STATED EXERCISE – Each line in the entries below that holds the string "more" is to be listed.

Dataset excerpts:
╔══

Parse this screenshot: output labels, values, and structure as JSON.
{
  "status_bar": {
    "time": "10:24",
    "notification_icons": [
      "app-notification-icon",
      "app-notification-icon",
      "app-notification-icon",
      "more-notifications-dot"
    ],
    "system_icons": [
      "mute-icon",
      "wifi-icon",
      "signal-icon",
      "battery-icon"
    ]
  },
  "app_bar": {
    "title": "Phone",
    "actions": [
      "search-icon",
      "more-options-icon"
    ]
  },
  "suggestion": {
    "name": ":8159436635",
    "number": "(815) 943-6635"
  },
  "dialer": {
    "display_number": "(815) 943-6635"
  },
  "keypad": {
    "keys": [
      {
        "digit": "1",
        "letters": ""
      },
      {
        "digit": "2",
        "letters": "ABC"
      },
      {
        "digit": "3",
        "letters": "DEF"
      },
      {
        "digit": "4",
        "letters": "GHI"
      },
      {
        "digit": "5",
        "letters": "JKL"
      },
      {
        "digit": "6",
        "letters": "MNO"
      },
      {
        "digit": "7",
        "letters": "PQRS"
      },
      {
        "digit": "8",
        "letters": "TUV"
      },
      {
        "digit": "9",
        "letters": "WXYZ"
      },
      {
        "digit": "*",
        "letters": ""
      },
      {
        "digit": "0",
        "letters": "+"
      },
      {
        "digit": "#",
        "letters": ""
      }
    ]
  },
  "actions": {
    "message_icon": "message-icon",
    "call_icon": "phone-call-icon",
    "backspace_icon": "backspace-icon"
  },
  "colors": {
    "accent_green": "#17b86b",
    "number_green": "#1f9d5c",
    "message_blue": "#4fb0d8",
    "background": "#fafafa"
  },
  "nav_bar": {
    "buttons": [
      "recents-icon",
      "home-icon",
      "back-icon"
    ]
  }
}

╚══

SOLVED PROBLEM –
      "more-notifications-dot"
      "more-options-icon"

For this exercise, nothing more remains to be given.